■ Problems to solve ■
[A] Name every person mentioned by name in the passage about the novel.
[B] Write a continuation of the passage about the novel, starting after the Milan Kundera quote.

■ Text segment ■
- - - -

At the head of their lane, a buss on its knees, front tires exploded, haemorrhages thrusting, pushing passengers. At the far side, a particularly jovial mob gather. Reaching high above their heads the men pull a woman out of the small side window. They catch her sari pall, pull, jumping and climbing on each other’s shoulders. Mala has stopped in the street, turned to salt… She sees the woman’s open mouth, her arms flailing in this most exposed and air-bound uncertainty between the bus and the men. A long streak of red bisects her forehead, and then like a cork out of a bottle the woman is dislodged. She falls into the circle of men, streaming to earth, sari fluttering like a parachute. A roar of delight drowns the woman’s screams. The, again, the sound of gushing petrol. And finally Mala allows herself to be pulled away, down the street, into the quiet of the lane. Her red gate within sight. The scent is rising again, the thick fragrance of charred flesh like that which wafts from the Muslim quarter during Eid, the festive roasting of animal flesh.
The interview begins by asking Nayomi why she took such a long time – five years, starting after the 9/11 attacks in the US – to write the book. We then move to the very interesting story about the novel’s publication, a testimony to the power of the world’s leading web based social media network, Facebook. Given that the novel ends with the end of the war, Nayomi then answers why she revisited the ending a few years after she first wrote it, and before the novel’s publication.
The conversation then moves to how, in the novel, there is a tension between remembering and forgetting. The very last sentence of the book reads,
“The waves lick away her footsteps, the sand retaining no record of what came before her.”
The novel is prefaced with a quote from Milan Kundera, who avers,
“The struggle of man against power is the struggle of memory against forgetting.”

- - - -

(Records from a collection)
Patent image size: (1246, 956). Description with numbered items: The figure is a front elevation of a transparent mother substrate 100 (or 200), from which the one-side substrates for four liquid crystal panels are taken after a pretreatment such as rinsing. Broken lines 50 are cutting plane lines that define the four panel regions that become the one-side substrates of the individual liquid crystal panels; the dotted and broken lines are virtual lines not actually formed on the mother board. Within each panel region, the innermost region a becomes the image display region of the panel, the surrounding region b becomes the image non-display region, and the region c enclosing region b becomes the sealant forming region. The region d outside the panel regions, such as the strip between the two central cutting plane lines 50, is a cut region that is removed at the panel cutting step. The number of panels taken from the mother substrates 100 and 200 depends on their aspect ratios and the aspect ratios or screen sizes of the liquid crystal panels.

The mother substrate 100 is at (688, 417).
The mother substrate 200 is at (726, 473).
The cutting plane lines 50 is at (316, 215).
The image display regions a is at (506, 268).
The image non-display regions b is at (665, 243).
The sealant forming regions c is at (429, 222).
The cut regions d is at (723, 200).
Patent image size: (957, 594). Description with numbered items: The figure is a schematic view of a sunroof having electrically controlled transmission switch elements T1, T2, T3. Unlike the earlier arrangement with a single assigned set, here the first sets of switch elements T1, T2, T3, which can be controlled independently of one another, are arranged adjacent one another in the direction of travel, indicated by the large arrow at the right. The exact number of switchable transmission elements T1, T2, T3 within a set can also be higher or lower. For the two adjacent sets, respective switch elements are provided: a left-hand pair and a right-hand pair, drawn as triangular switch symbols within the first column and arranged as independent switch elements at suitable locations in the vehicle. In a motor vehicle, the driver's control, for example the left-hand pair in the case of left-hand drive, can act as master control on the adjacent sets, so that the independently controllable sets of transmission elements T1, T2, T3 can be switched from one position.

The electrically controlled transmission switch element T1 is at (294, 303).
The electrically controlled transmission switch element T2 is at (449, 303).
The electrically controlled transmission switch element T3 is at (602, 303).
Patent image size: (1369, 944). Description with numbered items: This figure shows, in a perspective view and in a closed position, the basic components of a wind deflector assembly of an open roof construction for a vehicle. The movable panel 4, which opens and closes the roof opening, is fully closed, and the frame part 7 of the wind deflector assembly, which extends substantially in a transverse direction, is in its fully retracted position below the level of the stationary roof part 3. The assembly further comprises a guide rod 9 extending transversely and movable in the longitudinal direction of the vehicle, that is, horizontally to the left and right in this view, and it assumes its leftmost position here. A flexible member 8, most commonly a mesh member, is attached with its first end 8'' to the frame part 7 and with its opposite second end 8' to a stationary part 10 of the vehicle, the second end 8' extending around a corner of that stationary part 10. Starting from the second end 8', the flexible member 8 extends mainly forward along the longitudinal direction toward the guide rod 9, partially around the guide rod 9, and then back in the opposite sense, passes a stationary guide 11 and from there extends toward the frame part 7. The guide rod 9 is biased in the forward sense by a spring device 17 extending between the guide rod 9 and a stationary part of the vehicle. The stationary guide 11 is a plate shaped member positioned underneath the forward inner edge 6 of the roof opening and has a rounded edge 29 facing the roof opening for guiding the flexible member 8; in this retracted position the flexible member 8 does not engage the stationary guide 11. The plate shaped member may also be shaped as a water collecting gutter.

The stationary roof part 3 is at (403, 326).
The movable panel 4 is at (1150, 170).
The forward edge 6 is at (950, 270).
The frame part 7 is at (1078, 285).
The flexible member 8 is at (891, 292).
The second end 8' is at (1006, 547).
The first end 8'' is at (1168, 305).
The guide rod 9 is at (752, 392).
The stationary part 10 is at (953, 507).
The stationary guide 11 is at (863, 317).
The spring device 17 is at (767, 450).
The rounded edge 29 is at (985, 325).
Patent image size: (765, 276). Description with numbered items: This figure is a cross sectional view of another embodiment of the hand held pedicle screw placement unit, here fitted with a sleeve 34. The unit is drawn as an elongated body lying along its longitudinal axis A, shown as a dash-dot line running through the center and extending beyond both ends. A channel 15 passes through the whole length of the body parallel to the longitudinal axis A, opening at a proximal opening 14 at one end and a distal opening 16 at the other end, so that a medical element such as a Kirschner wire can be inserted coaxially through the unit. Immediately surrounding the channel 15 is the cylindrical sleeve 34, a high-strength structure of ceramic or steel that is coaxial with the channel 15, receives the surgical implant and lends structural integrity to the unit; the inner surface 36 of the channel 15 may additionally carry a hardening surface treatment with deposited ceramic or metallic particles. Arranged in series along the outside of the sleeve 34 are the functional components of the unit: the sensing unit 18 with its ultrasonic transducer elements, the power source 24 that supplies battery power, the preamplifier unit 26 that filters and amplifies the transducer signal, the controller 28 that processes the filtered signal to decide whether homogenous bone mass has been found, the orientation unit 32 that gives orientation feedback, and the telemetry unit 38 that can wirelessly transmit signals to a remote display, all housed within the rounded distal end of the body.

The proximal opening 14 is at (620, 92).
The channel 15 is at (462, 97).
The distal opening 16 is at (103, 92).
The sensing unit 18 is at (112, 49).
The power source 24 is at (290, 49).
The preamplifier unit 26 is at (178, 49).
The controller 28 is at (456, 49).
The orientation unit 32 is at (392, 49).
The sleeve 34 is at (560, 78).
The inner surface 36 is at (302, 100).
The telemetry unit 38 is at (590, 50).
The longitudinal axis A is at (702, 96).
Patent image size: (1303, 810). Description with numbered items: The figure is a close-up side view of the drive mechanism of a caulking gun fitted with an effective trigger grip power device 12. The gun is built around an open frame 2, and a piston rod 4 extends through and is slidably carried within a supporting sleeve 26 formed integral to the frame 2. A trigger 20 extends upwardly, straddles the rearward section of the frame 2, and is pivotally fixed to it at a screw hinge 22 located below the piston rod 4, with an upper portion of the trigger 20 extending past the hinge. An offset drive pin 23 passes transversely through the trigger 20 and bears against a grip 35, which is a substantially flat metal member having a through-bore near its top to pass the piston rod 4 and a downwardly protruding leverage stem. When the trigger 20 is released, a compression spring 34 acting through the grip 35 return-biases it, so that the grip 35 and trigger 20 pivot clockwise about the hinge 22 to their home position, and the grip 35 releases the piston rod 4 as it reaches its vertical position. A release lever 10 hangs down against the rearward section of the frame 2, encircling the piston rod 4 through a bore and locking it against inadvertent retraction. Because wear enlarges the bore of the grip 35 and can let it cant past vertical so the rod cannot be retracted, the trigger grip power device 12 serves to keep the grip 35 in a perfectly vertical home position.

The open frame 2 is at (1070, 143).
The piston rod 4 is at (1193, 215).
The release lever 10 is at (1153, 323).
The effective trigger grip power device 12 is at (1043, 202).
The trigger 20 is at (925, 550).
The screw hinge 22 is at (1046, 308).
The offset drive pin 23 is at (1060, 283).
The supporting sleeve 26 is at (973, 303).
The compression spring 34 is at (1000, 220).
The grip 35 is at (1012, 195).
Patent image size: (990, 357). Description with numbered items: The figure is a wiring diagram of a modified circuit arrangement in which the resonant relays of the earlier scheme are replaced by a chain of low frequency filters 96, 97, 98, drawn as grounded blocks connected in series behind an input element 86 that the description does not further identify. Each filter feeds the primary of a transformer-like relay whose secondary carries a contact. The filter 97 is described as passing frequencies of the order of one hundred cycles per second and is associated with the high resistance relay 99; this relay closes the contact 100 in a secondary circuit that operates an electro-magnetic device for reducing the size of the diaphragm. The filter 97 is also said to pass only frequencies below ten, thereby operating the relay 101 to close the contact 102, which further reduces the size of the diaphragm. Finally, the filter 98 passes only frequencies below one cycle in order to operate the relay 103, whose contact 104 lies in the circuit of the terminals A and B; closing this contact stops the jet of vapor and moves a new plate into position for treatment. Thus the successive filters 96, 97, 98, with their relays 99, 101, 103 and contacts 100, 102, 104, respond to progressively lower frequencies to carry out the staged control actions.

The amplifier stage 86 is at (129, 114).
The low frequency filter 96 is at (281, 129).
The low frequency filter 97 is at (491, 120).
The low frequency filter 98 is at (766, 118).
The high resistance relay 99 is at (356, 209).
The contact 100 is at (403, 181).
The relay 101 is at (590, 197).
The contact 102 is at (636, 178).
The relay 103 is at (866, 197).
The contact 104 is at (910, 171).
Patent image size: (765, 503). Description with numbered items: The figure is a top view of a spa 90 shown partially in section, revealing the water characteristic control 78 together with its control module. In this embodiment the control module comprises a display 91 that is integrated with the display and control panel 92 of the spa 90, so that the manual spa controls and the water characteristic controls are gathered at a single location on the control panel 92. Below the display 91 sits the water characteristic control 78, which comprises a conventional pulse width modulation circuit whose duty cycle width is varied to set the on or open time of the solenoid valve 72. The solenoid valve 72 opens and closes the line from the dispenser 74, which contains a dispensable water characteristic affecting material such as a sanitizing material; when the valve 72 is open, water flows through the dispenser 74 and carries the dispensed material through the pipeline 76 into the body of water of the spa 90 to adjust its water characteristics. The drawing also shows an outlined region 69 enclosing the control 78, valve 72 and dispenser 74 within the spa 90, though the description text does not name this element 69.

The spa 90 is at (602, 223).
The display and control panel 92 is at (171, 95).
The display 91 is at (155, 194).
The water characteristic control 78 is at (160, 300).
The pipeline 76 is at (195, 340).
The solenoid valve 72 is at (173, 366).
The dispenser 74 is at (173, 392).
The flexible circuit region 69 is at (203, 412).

- - - -

■ Responses by item number ■
[A] Mala, Nayomi, Milan Kundera

[B]
Nayomi goes into why this tension exists, and how it framed the writing of the novel. We then go on to why Nayomi feels uncomfortable, as an author, speaking about her own writing in public fora, when the process of writing itself is so private. Given the subject matter Island of a Thousand Mirrors deals with (akin to a novel like ‘Love Marriage‘ by V.V. Ganeshananthan), Nayomi is asked how she deals with people taking her fiction as a real historical account of Sri Lanka’s bloody post-1983 history.
Nayomi’s novel is negotiated through two female narrators – Yasodhara and Saraswati. In this interview she explains why it is important for her to tell stories from a feminist perspective.
After quoting from a particularly revealing passage from the novel on the politics of identity and the divide between the Sinhala and Tamil communities reflected in it, Nayomi goes into how she negotiated the politics of difference growing up, and worked it into Island of a Thousand Mirrors.
Nayomi novel, her first, was long-listed for the Man Asia Literary Prize 2012. In the interview, she is asked about what she felt when she discovered the novel hadn’t made it to the short-list. Given the publicity around the novel, and the rave reviews, Nayomi is asked whether she is now more anxious as an author in the throes of writing two other novels.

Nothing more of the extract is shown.